Using the data below, repeat all of it precisely.

==*==

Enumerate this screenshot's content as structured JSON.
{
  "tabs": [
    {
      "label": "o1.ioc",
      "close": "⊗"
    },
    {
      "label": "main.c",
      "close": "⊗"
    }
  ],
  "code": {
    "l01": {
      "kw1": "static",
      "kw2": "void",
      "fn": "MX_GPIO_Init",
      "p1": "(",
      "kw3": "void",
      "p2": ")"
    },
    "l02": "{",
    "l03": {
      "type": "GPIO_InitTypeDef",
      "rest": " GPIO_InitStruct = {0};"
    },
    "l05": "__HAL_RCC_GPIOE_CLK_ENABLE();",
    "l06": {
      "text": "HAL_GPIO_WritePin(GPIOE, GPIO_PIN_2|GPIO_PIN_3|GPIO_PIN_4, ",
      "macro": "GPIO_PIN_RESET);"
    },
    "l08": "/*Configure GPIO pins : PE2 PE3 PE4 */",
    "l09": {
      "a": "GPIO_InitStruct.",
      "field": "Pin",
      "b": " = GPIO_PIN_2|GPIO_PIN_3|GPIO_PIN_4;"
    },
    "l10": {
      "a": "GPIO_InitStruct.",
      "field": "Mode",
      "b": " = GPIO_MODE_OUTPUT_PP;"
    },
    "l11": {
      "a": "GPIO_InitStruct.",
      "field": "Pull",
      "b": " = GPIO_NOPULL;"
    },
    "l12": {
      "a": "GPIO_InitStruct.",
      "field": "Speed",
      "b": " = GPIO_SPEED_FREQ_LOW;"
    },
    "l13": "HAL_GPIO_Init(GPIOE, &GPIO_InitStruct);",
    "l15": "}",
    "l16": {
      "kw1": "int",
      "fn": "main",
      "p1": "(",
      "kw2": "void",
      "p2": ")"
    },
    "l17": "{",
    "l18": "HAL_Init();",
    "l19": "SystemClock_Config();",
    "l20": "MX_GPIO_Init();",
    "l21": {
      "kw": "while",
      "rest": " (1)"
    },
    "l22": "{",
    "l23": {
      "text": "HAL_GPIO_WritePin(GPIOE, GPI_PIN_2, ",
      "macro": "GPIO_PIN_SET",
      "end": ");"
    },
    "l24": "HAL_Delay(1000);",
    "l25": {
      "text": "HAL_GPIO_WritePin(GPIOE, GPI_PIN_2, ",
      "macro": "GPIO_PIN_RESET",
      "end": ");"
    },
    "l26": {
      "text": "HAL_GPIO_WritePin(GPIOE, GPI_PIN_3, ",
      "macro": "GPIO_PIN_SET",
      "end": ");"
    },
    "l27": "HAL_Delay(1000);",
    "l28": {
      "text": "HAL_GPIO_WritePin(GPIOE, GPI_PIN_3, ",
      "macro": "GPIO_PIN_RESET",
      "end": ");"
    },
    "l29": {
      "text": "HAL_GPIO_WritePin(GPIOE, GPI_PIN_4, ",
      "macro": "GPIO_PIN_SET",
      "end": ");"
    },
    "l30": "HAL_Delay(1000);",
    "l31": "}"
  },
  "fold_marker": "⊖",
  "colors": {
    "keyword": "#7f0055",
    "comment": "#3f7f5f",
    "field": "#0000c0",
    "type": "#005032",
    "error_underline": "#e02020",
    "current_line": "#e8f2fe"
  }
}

==*==

→ **TASK RESPONSE**
Enumerate this screenshot's content as structured JSON.
{
  "tabs": [
    {
      "label": "o1.ioc",
      "close": "⊗"
    },
    {
      "label": "main.c",
      "close": "⊗"
    }
  ],
  "code": {
    "l01": {
      "kw1": "static",
      "kw2": "void",
      "fn": "MX_GPIO_Init",
      "p1": "(",
      "kw3": "void",
      "p2": ")"
    },
    "l02": "{",
    "l03": {
      "type": "GPIO_InitTypeDef",
      "rest": " GPIO_InitStruct = {0};"
    },
    "l05": "__HAL_RCC_GPIOE_CLK_ENABLE();",
    "l06": {
      "text": "HAL_GPIO_WritePin(GPIOE, GPIO_PIN_2|GPIO_PIN_3|GPIO_PIN_4, ",
      "macro": "GPIO_PIN_RESET);"
    },
    "l08": "/*Configure GPIO pins : PE2 PE3 PE4 */",
    "l09": {
      "a": "GPIO_InitStruct.",
      "field": "Pin",
      "b": " = GPIO_PIN_2|GPIO_PIN_3|GPIO_PIN_4;"
    },
    "l10": {
      "a": "GPIO_InitStruct.",
      "field": "Mode",
      "b": " = GPIO_MODE_OUTPUT_PP;"
    },
    "l11": {
      "a": "GPIO_InitStruct.",
      "field": "Pull",
      "b": " = GPIO_NOPULL;"
    },
    "l12": {
      "a": "GPIO_InitStruct.",
      "field": "Speed",
      "b": " = GPIO_SPEED_FREQ_LOW;"
    },
    "l13": "HAL_GPIO_Init(GPIOE, &GPIO_InitStruct);",
    "l15": "}",
    "l16": {
      "kw1": "int",
      "fn": "main",
      "p1": "(",
      "kw2": "void",
      "p2": ")"
    },
    "l17": "{",
    "l18": "HAL_Init();",
    "l19": "SystemClock_Config();",
    "l20": "MX_GPIO_Init();",
    "l21": {
      "kw": "while",
      "rest": " (1)"
    },
    "l22": "{",
    "l23": {
      "text": "HAL_GPIO_WritePin(GPIOE, GPI_PIN_2, ",
      "macro": "GPIO_PIN_SET",
      "end": ");"
    },
    "l24": "HAL_Delay(1000);",
    "l25": {
      "text": "HAL_GPIO_WritePin(GPIOE, GPI_PIN_2, ",
      "macro": "GPIO_PIN_RESET",
      "end": ");"
    },
    "l26": {
      "text": "HAL_GPIO_WritePin(GPIOE, GPI_PIN_3, ",
      "macro": "GPIO_PIN_SET",
      "end": ");"
    },
    "l27": "HAL_Delay(1000);",
    "l28": {
      "text": "HAL_GPIO_WritePin(GPIOE, GPI_PIN_3, ",
      "macro": "GPIO_PIN_RESET",
      "end": ");"
    },
    "l29": {
      "text": "HAL_GPIO_WritePin(GPIOE, GPI_PIN_4, ",
      "macro": "GPIO_PIN_SET",
      "end": ");"
    },
    "l30": "HAL_Delay(1000);",
    "l31": "}"
  },
  "fold_marker": "⊖",
  "colors": {
    "keyword": "#7f0055",
    "comment": "#3f7f5f",
    "field": "#0000c0",
    "type": "#005032",
    "error_underline": "#e02020",
    "current_line": "#e8f2fe"
  }
}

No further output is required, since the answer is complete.